[Problem description]
The entries below are to be repeated exactly as they stand.

======== Rows ========

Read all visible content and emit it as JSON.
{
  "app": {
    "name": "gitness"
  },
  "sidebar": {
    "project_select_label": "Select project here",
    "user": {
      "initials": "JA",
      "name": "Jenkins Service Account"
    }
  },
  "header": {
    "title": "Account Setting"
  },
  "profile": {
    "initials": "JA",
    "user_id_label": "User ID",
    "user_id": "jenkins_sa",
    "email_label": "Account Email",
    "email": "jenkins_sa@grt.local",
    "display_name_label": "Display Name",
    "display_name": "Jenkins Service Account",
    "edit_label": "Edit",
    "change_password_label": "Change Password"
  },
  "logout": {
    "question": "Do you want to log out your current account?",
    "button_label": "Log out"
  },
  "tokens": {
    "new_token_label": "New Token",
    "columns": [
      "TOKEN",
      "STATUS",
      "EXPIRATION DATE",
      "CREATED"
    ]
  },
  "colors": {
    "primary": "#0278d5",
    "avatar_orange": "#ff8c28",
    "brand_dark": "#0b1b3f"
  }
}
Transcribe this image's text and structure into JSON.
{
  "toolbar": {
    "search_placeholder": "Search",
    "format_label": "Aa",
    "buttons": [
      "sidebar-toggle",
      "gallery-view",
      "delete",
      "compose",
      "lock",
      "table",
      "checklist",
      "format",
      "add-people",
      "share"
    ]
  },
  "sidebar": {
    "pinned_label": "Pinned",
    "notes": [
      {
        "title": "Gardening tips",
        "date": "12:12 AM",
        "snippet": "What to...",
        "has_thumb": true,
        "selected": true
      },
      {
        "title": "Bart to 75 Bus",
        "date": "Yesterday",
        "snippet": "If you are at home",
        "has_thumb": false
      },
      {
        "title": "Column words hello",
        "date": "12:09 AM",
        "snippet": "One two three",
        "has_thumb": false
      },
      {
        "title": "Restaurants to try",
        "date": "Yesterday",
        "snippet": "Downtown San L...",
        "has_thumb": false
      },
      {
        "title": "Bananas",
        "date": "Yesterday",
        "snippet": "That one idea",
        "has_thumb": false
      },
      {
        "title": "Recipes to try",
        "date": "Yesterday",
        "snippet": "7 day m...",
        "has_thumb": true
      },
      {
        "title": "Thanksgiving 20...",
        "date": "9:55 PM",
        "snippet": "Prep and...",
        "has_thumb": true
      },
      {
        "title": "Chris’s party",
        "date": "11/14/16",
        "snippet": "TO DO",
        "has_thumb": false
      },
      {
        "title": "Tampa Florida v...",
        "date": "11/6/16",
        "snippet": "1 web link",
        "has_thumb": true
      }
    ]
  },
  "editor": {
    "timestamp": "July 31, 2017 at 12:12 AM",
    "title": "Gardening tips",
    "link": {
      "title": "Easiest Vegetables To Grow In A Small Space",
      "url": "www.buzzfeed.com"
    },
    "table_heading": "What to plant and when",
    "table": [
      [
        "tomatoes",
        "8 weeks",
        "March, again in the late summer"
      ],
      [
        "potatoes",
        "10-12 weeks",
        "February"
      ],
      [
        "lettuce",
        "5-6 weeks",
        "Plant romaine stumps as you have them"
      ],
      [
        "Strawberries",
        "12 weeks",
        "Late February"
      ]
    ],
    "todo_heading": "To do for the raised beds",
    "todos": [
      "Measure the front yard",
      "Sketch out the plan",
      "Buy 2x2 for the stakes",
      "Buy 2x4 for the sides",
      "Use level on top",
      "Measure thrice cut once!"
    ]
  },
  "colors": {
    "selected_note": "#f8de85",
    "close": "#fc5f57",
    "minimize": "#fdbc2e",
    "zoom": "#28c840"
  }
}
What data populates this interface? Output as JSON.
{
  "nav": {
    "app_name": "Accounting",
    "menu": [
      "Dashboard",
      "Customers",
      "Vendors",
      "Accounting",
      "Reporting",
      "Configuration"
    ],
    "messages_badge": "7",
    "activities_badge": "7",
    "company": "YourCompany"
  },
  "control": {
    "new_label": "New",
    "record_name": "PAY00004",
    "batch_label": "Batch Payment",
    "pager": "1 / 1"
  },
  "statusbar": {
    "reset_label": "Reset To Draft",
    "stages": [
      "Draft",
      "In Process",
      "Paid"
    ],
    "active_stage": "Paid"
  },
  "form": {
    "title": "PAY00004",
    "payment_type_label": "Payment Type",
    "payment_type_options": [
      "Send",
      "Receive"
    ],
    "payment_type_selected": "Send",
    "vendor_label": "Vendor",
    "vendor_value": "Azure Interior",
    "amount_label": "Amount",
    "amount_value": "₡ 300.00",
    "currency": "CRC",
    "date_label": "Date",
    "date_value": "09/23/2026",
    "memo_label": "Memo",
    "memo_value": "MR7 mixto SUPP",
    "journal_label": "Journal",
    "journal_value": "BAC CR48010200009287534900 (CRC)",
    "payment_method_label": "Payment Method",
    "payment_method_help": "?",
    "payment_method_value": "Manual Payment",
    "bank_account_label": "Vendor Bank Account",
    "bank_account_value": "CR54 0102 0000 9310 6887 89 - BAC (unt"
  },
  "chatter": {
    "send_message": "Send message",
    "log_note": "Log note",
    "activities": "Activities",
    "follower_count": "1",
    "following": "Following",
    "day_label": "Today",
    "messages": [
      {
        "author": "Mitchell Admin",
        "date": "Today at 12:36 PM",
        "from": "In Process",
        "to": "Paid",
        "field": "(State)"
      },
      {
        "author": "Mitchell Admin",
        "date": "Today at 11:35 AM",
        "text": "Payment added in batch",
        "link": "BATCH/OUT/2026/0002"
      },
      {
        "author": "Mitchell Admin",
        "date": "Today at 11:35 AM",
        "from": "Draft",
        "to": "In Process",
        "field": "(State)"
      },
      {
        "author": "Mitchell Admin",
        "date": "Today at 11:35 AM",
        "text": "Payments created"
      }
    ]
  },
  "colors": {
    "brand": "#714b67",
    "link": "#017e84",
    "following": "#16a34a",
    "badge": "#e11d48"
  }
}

========

[Expected output]
Read all visible content and emit it as JSON.
{
  "app": {
    "name": "gitness"
  },
  "sidebar": {
    "project_select_label": "Select project here",
    "user": {
      "initials": "JA",
      "name": "Jenkins Service Account"
    }
  },
  "header": {
    "title": "Account Setting"
  },
  "profile": {
    "initials": "JA",
    "user_id_label": "User ID",
    "user_id": "jenkins_sa",
    "email_label": "Account Email",
    "email": "jenkins_sa@grt.local",
    "display_name_label": "Display Name",
    "display_name": "Jenkins Service Account",
    "edit_label": "Edit",
    "change_password_label": "Change Password"
  },
  "logout": {
    "question": "Do you want to log out your current account?",
    "button_label": "Log out"
  },
  "tokens": {
    "new_token_label": "New Token",
    "columns": [
      "TOKEN",
      "STATUS",
      "EXPIRATION DATE",
      "CREATED"
    ]
  },
  "colors": {
    "primary": "#0278d5",
    "avatar_orange": "#ff8c28",
    "brand_dark": "#0b1b3f"
  }
}
Transcribe this image's text and structure into JSON.
{
  "toolbar": {
    "search_placeholder": "Search",
    "format_label": "Aa",
    "buttons": [
      "sidebar-toggle",
      "gallery-view",
      "delete",
      "compose",
      "lock",
      "table",
      "checklist",
      "format",
      "add-people",
      "share"
    ]
  },
  "sidebar": {
    "pinned_label": "Pinned",
    "notes": [
      {
        "title": "Gardening tips",
        "date": "12:12 AM",
        "snippet": "What to...",
        "has_thumb": true,
        "selected": true
      },
      {
        "title": "Bart to 75 Bus",
        "date": "Yesterday",
        "snippet": "If you are at home",
        "has_thumb": false
      },
      {
        "title": "Column words hello",
        "date": "12:09 AM",
        "snippet": "One two three",
        "has_thumb": false
      },
      {
        "title": "Restaurants to try",
        "date": "Yesterday",
        "snippet": "Downtown San L...",
        "has_thumb": false
      },
      {
        "title": "Bananas",
        "date": "Yesterday",
        "snippet": "That one idea",
        "has_thumb": false
      },
      {
        "title": "Recipes to try",
        "date": "Yesterday",
        "snippet": "7 day m...",
        "has_thumb": true
      },
      {
        "title": "Thanksgiving 20...",
        "date": "9:55 PM",
        "snippet": "Prep and...",
        "has_thumb": true
      },
      {
        "title": "Chris’s party",
        "date": "11/14/16",
        "snippet": "TO DO",
        "has_thumb": false
      },
      {
        "title": "Tampa Florida v...",
        "date": "11/6/16",
        "snippet": "1 web link",
        "has_thumb": true
      }
    ]
  },
  "editor": {
    "timestamp": "July 31, 2017 at 12:12 AM",
    "title": "Gardening tips",
    "link": {
      "title": "Easiest Vegetables To Grow In A Small Space",
      "url": "www.buzzfeed.com"
    },
    "table_heading": "What to plant and when",
    "table": [
      [
        "tomatoes",
        "8 weeks",
        "March, again in the late summer"
      ],
      [
        "potatoes",
        "10-12 weeks",
        "February"
      ],
      [
        "lettuce",
        "5-6 weeks",
        "Plant romaine stumps as you have them"
      ],
      [
        "Strawberries",
        "12 weeks",
        "Late February"
      ]
    ],
    "todo_heading": "To do for the raised beds",
    "todos": [
      "Measure the front yard",
      "Sketch out the plan",
      "Buy 2x2 for the stakes",
      "Buy 2x4 for the sides",
      "Use level on top",
      "Measure thrice cut once!"
    ]
  },
  "colors": {
    "selected_note": "#f8de85",
    "close": "#fc5f57",
    "minimize": "#fdbc2e",
    "zoom": "#28c840"
  }
}
What data populates this interface? Output as JSON.
{
  "nav": {
    "app_name": "Accounting",
    "menu": [
      "Dashboard",
      "Customers",
      "Vendors",
      "Accounting",
      "Reporting",
      "Configuration"
    ],
    "messages_badge": "7",
    "activities_badge": "7",
    "company": "YourCompany"
  },
  "control": {
    "new_label": "New",
    "record_name": "PAY00004",
    "batch_label": "Batch Payment",
    "pager": "1 / 1"
  },
  "statusbar": {
    "reset_label": "Reset To Draft",
    "stages": [
      "Draft",
      "In Process",
      "Paid"
    ],
    "active_stage": "Paid"
  },
  "form": {
    "title": "PAY00004",
    "payment_type_label": "Payment Type",
    "payment_type_options": [
      "Send",
      "Receive"
    ],
    "payment_type_selected": "Send",
    "vendor_label": "Vendor",
    "vendor_value": "Azure Interior",
    "amount_label": "Amount",
    "amount_value": "₡ 300.00",
    "currency": "CRC",
    "date_label": "Date",
    "date_value": "09/23/2026",
    "memo_label": "Memo",
    "memo_value": "MR7 mixto SUPP",
    "journal_label": "Journal",
    "journal_value": "BAC CR48010200009287534900 (CRC)",
    "payment_method_label": "Payment Method",
    "payment_method_help": "?",
    "payment_method_value": "Manual Payment",
    "bank_account_label": "Vendor Bank Account",
    "bank_account_value": "CR54 0102 0000 9310 6887 89 - BAC (unt"
  },
  "chatter": {
    "send_message": "Send message",
    "log_note": "Log note",
    "activities": "Activities",
    "follower_count": "1",
    "following": "Following",
    "day_label": "Today",
    "messages": [
      {
        "author": "Mitchell Admin",
        "date": "Today at 12:36 PM",
        "from": "In Process",
        "to": "Paid",
        "field": "(State)"
      },
      {
        "author": "Mitchell Admin",
        "date": "Today at 11:35 AM",
        "text": "Payment added in batch",
        "link": "BATCH/OUT/2026/0002"
      },
      {
        "author": "Mitchell Admin",
        "date": "Today at 11:35 AM",
        "from": "Draft",
        "to": "In Process",
        "field": "(State)"
      },
      {
        "author": "Mitchell Admin",
        "date": "Today at 11:35 AM",
        "text": "Payments created"
      }
    ]
  },
  "colors": {
    "brand": "#714b67",
    "link": "#017e84",
    "following": "#16a34a",
    "badge": "#e11d48"
  }
}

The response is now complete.